To be done:
Extract all of the entries and set them down verbatim.

Given records:

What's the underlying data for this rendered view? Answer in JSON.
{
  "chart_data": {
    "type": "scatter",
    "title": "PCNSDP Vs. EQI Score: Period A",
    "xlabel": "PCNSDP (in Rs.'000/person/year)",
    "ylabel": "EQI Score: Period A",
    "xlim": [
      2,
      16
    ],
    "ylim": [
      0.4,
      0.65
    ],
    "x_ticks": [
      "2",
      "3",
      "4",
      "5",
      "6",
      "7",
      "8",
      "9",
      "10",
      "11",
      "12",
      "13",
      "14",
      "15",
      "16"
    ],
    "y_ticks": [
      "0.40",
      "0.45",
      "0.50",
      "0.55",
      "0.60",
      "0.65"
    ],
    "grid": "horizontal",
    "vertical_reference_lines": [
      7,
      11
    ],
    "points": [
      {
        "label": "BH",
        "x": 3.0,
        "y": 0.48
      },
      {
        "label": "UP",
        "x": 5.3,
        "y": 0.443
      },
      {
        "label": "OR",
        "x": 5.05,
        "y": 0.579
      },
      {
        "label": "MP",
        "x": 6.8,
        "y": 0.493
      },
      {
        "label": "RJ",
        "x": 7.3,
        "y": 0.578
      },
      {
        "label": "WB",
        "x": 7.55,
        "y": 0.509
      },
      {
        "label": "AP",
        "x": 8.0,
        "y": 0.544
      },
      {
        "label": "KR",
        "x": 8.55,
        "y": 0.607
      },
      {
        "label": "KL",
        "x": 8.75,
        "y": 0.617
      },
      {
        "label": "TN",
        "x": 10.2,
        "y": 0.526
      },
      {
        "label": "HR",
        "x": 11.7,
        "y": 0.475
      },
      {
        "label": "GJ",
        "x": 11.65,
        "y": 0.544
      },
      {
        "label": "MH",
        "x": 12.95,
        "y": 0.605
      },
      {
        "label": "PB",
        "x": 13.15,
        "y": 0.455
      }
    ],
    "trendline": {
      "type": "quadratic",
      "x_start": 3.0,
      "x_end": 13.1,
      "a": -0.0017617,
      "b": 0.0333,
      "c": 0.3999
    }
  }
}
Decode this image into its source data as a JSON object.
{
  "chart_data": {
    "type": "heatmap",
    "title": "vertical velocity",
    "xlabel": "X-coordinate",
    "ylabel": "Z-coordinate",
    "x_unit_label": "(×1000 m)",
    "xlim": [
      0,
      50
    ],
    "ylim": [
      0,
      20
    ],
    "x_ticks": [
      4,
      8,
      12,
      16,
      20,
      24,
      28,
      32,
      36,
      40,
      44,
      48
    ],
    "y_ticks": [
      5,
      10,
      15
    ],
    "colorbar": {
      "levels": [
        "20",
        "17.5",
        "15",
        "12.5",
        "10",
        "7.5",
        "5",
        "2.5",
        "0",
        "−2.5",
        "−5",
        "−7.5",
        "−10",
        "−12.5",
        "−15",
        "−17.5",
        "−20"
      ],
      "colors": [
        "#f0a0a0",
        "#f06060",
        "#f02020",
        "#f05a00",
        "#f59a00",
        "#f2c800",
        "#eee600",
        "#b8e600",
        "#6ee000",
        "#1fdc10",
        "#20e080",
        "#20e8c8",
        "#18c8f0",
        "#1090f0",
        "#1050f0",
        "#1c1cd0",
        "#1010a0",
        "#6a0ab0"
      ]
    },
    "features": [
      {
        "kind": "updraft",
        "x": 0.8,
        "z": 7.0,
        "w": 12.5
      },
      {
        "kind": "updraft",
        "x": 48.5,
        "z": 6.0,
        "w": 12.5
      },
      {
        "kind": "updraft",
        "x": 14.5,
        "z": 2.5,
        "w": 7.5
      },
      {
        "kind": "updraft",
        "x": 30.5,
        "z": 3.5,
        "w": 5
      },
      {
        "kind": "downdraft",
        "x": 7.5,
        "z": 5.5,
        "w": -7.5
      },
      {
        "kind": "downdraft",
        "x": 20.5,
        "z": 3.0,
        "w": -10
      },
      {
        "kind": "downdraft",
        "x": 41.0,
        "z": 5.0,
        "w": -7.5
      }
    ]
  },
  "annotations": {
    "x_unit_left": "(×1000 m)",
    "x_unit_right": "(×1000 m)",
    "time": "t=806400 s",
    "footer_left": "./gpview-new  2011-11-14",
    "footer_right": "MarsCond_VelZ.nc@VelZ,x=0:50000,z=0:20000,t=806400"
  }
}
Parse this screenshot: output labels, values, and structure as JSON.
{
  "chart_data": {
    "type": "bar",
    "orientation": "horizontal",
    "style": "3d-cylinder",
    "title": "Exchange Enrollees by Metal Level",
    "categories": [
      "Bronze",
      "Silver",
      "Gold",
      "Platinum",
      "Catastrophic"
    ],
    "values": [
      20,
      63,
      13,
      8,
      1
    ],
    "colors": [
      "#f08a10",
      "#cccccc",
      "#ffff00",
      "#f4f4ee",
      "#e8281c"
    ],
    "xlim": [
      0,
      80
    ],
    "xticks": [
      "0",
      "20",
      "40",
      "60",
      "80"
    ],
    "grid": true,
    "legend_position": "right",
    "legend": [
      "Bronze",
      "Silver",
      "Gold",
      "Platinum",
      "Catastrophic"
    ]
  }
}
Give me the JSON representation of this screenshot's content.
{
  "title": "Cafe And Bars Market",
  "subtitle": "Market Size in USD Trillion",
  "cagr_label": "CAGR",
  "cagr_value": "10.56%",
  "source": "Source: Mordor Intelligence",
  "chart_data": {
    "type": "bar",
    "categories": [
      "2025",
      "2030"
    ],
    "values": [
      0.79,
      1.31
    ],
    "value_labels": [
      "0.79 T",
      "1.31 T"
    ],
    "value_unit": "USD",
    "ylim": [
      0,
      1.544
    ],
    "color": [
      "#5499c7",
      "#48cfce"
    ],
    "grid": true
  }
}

Solution for this exercise:
What's the underlying data for this rendered view? Answer in JSON.
{
  "chart_data": {
    "type": "scatter",
    "title": "PCNSDP Vs. EQI Score: Period A",
    "xlabel": "PCNSDP (in Rs.'000/person/year)",
    "ylabel": "EQI Score: Period A",
    "xlim": [
      2,
      16
    ],
    "ylim": [
      0.4,
      0.65
    ],
    "x_ticks": [
      "2",
      "3",
      "4",
      "5",
      "6",
      "7",
      "8",
      "9",
      "10",
      "11",
      "12",
      "13",
      "14",
      "15",
      "16"
    ],
    "y_ticks": [
      "0.40",
      "0.45",
      "0.50",
      "0.55",
      "0.60",
      "0.65"
    ],
    "grid": "horizontal",
    "vertical_reference_lines": [
      7,
      11
    ],
    "points": [
      {
        "label": "BH",
        "x": 3.0,
        "y": 0.48
      },
      {
        "label": "UP",
        "x": 5.3,
        "y": 0.443
      },
      {
        "label": "OR",
        "x": 5.05,
        "y": 0.579
      },
      {
        "label": "MP",
        "x": 6.8,
        "y": 0.493
      },
      {
        "label": "RJ",
        "x": 7.3,
        "y": 0.578
      },
      {
        "label": "WB",
        "x": 7.55,
        "y": 0.509
      },
      {
        "label": "AP",
        "x": 8.0,
        "y": 0.544
      },
      {
        "label": "KR",
        "x": 8.55,
        "y": 0.607
      },
      {
        "label": "KL",
        "x": 8.75,
        "y": 0.617
      },
      {
        "label": "TN",
        "x": 10.2,
        "y": 0.526
      },
      {
        "label": "HR",
        "x": 11.7,
        "y": 0.475
      },
      {
        "label": "GJ",
        "x": 11.65,
        "y": 0.544
      },
      {
        "label": "MH",
        "x": 12.95,
        "y": 0.605
      },
      {
        "label": "PB",
        "x": 13.15,
        "y": 0.455
      }
    ],
    "trendline": {
      "type": "quadratic",
      "x_start": 3.0,
      "x_end": 13.1,
      "a": -0.0017617,
      "b": 0.0333,
      "c": 0.3999
    }
  }
}
Decode this image into its source data as a JSON object.
{
  "chart_data": {
    "type": "heatmap",
    "title": "vertical velocity",
    "xlabel": "X-coordinate",
    "ylabel": "Z-coordinate",
    "x_unit_label": "(×1000 m)",
    "xlim": [
      0,
      50
    ],
    "ylim": [
      0,
      20
    ],
    "x_ticks": [
      4,
      8,
      12,
      16,
      20,
      24,
      28,
      32,
      36,
      40,
      44,
      48
    ],
    "y_ticks": [
      5,
      10,
      15
    ],
    "colorbar": {
      "levels": [
        "20",
        "17.5",
        "15",
        "12.5",
        "10",
        "7.5",
        "5",
        "2.5",
        "0",
        "−2.5",
        "−5",
        "−7.5",
        "−10",
        "−12.5",
        "−15",
        "−17.5",
        "−20"
      ],
      "colors": [
        "#f0a0a0",
        "#f06060",
        "#f02020",
        "#f05a00",
        "#f59a00",
        "#f2c800",
        "#eee600",
        "#b8e600",
        "#6ee000",
        "#1fdc10",
        "#20e080",
        "#20e8c8",
        "#18c8f0",
        "#1090f0",
        "#1050f0",
        "#1c1cd0",
        "#1010a0",
        "#6a0ab0"
      ]
    },
    "features": [
      {
        "kind": "updraft",
        "x": 0.8,
        "z": 7.0,
        "w": 12.5
      },
      {
        "kind": "updraft",
        "x": 48.5,
        "z": 6.0,
        "w": 12.5
      },
      {
        "kind": "updraft",
        "x": 14.5,
        "z": 2.5,
        "w": 7.5
      },
      {
        "kind": "updraft",
        "x": 30.5,
        "z": 3.5,
        "w": 5
      },
      {
        "kind": "downdraft",
        "x": 7.5,
        "z": 5.5,
        "w": -7.5
      },
      {
        "kind": "downdraft",
        "x": 20.5,
        "z": 3.0,
        "w": -10
      },
      {
        "kind": "downdraft",
        "x": 41.0,
        "z": 5.0,
        "w": -7.5
      }
    ]
  },
  "annotations": {
    "x_unit_left": "(×1000 m)",
    "x_unit_right": "(×1000 m)",
    "time": "t=806400 s",
    "footer_left": "./gpview-new  2011-11-14",
    "footer_right": "MarsCond_VelZ.nc@VelZ,x=0:50000,z=0:20000,t=806400"
  }
}
Parse this screenshot: output labels, values, and structure as JSON.
{
  "chart_data": {
    "type": "bar",
    "orientation": "horizontal",
    "style": "3d-cylinder",
    "title": "Exchange Enrollees by Metal Level",
    "categories": [
      "Bronze",
      "Silver",
      "Gold",
      "Platinum",
      "Catastrophic"
    ],
    "values": [
      20,
      63,
      13,
      8,
      1
    ],
    "colors": [
      "#f08a10",
      "#cccccc",
      "#ffff00",
      "#f4f4ee",
      "#e8281c"
    ],
    "xlim": [
      0,
      80
    ],
    "xticks": [
      "0",
      "20",
      "40",
      "60",
      "80"
    ],
    "grid": true,
    "legend_position": "right",
    "legend": [
      "Bronze",
      "Silver",
      "Gold",
      "Platinum",
      "Catastrophic"
    ]
  }
}
Give me the JSON representation of this screenshot's content.
{
  "title": "Cafe And Bars Market",
  "subtitle": "Market Size in USD Trillion",
  "cagr_label": "CAGR",
  "cagr_value": "10.56%",
  "source": "Source: Mordor Intelligence",
  "chart_data": {
    "type": "bar",
    "categories": [
      "2025",
      "2030"
    ],
    "values": [
      0.79,
      1.31
    ],
    "value_labels": [
      "0.79 T",
      "1.31 T"
    ],
    "value_unit": "USD",
    "ylim": [
      0,
      1.544
    ],
    "color": [
      "#5499c7",
      "#48cfce"
    ],
    "grid": true
  }
}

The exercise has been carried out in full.